» Exercise directions
Change "UI component" to "on-screen control" in the entries below, and write them out again with all else unchanged and the picture left out.

» Available data

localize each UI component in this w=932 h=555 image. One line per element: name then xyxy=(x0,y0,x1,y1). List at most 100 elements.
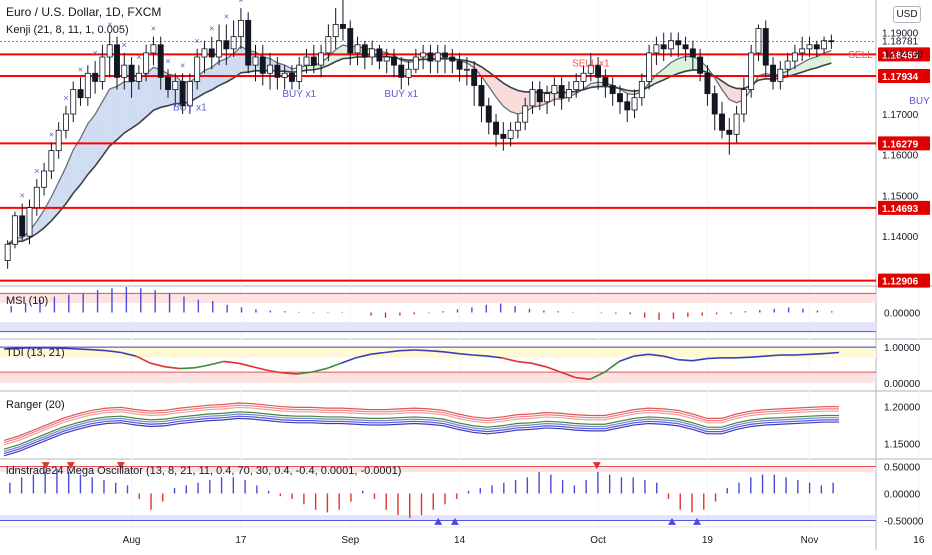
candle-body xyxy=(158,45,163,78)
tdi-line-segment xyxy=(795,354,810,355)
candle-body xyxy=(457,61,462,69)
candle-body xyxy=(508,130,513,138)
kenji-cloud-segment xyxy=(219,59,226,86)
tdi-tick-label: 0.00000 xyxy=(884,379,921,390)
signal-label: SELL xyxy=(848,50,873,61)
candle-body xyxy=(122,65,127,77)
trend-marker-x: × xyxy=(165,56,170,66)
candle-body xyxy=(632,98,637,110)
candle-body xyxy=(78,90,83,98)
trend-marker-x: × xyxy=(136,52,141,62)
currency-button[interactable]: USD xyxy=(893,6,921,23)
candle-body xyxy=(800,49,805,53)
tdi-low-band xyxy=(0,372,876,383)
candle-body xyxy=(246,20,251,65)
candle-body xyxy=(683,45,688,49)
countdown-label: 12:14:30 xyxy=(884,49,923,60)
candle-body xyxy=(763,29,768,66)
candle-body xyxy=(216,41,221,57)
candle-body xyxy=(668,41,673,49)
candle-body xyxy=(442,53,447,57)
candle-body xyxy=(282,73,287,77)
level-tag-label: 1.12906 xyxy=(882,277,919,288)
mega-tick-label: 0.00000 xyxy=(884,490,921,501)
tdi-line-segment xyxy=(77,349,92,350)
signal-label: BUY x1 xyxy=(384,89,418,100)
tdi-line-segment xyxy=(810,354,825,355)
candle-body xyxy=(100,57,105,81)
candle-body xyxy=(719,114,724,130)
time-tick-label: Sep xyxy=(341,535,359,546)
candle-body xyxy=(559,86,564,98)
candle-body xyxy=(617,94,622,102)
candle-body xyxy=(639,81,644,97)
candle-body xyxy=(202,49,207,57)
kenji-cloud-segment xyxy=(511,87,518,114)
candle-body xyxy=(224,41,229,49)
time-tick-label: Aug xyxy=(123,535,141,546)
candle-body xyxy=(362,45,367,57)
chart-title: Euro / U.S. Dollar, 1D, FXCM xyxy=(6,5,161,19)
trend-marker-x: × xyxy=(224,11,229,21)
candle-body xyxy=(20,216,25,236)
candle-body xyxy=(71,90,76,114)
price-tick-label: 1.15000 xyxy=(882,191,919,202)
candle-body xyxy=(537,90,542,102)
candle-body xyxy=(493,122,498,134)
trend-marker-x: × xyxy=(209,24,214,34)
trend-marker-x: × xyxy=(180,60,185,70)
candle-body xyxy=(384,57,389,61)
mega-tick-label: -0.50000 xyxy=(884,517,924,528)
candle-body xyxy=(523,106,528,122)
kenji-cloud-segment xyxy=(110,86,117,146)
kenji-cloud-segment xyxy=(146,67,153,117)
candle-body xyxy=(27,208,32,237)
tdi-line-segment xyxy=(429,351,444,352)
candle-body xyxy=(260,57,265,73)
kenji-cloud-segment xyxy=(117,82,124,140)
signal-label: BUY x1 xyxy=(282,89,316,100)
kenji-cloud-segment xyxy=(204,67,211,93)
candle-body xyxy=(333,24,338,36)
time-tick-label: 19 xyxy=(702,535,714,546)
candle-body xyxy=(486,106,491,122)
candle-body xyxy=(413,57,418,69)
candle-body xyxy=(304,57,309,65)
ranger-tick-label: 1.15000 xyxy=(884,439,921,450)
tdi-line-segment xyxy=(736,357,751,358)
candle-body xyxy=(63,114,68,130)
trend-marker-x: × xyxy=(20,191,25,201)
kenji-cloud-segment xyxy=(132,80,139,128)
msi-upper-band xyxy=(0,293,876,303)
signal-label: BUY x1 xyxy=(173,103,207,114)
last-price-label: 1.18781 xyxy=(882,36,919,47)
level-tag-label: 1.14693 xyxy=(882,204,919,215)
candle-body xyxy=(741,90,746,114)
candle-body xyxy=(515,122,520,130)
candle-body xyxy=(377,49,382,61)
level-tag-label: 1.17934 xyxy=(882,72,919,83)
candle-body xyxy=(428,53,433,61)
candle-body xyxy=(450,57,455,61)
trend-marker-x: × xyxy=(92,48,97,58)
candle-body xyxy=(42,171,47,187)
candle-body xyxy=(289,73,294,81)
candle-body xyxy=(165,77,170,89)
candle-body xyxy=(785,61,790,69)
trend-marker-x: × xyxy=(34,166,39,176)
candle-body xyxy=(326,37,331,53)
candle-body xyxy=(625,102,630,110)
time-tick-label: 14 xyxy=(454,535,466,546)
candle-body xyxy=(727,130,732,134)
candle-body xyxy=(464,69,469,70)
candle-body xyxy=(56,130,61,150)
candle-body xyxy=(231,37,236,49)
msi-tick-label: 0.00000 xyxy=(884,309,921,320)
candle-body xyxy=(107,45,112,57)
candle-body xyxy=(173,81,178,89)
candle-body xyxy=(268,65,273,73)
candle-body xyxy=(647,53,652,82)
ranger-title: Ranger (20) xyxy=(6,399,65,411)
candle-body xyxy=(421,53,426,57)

» Written answer
localize each on-screen control in this w=932 h=555 image. One line per element: name then xyxy=(x0,y0,x1,y1). List at most 100 elements.
candle-body xyxy=(158,45,163,78)
tdi-line-segment xyxy=(795,354,810,355)
candle-body xyxy=(457,61,462,69)
candle-body xyxy=(508,130,513,138)
kenji-cloud-segment xyxy=(219,59,226,86)
tdi-tick-label: 0.00000 xyxy=(884,379,921,390)
signal-label: SELL xyxy=(848,50,873,61)
candle-body xyxy=(122,65,127,77)
trend-marker-x: × xyxy=(165,56,170,66)
candle-body xyxy=(632,98,637,110)
candle-body xyxy=(78,90,83,98)
trend-marker-x: × xyxy=(136,52,141,62)
currency-button[interactable]: USD xyxy=(893,6,921,23)
candle-body xyxy=(800,49,805,53)
tdi-low-band xyxy=(0,372,876,383)
candle-body xyxy=(246,20,251,65)
candle-body xyxy=(683,45,688,49)
countdown-label: 12:14:30 xyxy=(884,49,923,60)
candle-body xyxy=(763,29,768,66)
candle-body xyxy=(216,41,221,57)
candle-body xyxy=(668,41,673,49)
candle-body xyxy=(442,53,447,57)
candle-body xyxy=(282,73,287,77)
level-tag-label: 1.12906 xyxy=(882,277,919,288)
mega-tick-label: 0.00000 xyxy=(884,490,921,501)
tdi-line-segment xyxy=(77,349,92,350)
signal-label: BUY x1 xyxy=(384,89,418,100)
tdi-line-segment xyxy=(810,354,825,355)
candle-body xyxy=(100,57,105,81)
candle-body xyxy=(719,114,724,130)
time-tick-label: Sep xyxy=(341,535,359,546)
candle-body xyxy=(559,86,564,98)
candle-body xyxy=(617,94,622,102)
candle-body xyxy=(639,81,644,97)
candle-body xyxy=(202,49,207,57)
kenji-cloud-segment xyxy=(511,87,518,114)
candle-body xyxy=(224,41,229,49)
time-tick-label: Aug xyxy=(123,535,141,546)
candle-body xyxy=(362,45,367,57)
chart-title: Euro / U.S. Dollar, 1D, FXCM xyxy=(6,5,161,19)
trend-marker-x: × xyxy=(224,11,229,21)
candle-body xyxy=(20,216,25,236)
candle-body xyxy=(71,90,76,114)
price-tick-label: 1.15000 xyxy=(882,191,919,202)
candle-body xyxy=(537,90,542,102)
candle-body xyxy=(493,122,498,134)
trend-marker-x: × xyxy=(209,24,214,34)
trend-marker-x: × xyxy=(180,60,185,70)
candle-body xyxy=(384,57,389,61)
mega-tick-label: -0.50000 xyxy=(884,517,924,528)
candle-body xyxy=(523,106,528,122)
kenji-cloud-segment xyxy=(110,86,117,146)
kenji-cloud-segment xyxy=(146,67,153,117)
candle-body xyxy=(27,208,32,237)
tdi-line-segment xyxy=(429,351,444,352)
candle-body xyxy=(260,57,265,73)
kenji-cloud-segment xyxy=(117,82,124,140)
signal-label: BUY x1 xyxy=(282,89,316,100)
kenji-cloud-segment xyxy=(204,67,211,93)
candle-body xyxy=(333,24,338,36)
time-tick-label: 19 xyxy=(702,535,714,546)
candle-body xyxy=(486,106,491,122)
candle-body xyxy=(413,57,418,69)
candle-body xyxy=(304,57,309,65)
ranger-tick-label: 1.15000 xyxy=(884,439,921,450)
tdi-line-segment xyxy=(736,357,751,358)
candle-body xyxy=(63,114,68,130)
trend-marker-x: × xyxy=(20,191,25,201)
kenji-cloud-segment xyxy=(132,80,139,128)
msi-upper-band xyxy=(0,293,876,303)
signal-label: BUY x1 xyxy=(173,103,207,114)
last-price-label: 1.18781 xyxy=(882,36,919,47)
level-tag-label: 1.14693 xyxy=(882,204,919,215)
candle-body xyxy=(741,90,746,114)
candle-body xyxy=(515,122,520,130)
candle-body xyxy=(377,49,382,61)
level-tag-label: 1.17934 xyxy=(882,72,919,83)
candle-body xyxy=(428,53,433,61)
candle-body xyxy=(450,57,455,61)
trend-marker-x: × xyxy=(92,48,97,58)
candle-body xyxy=(42,171,47,187)
candle-body xyxy=(289,73,294,81)
candle-body xyxy=(165,77,170,89)
candle-body xyxy=(785,61,790,69)
trend-marker-x: × xyxy=(34,166,39,176)
candle-body xyxy=(326,37,331,53)
candle-body xyxy=(625,102,630,110)
time-tick-label: 14 xyxy=(454,535,466,546)
candle-body xyxy=(727,130,732,134)
candle-body xyxy=(464,69,469,70)
candle-body xyxy=(56,130,61,150)
candle-body xyxy=(231,37,236,49)
msi-tick-label: 0.00000 xyxy=(884,309,921,320)
candle-body xyxy=(107,45,112,57)
candle-body xyxy=(173,81,178,89)
candle-body xyxy=(268,65,273,73)
candle-body xyxy=(647,53,652,82)
ranger-title: Ranger (20) xyxy=(6,399,65,411)
candle-body xyxy=(421,53,426,57)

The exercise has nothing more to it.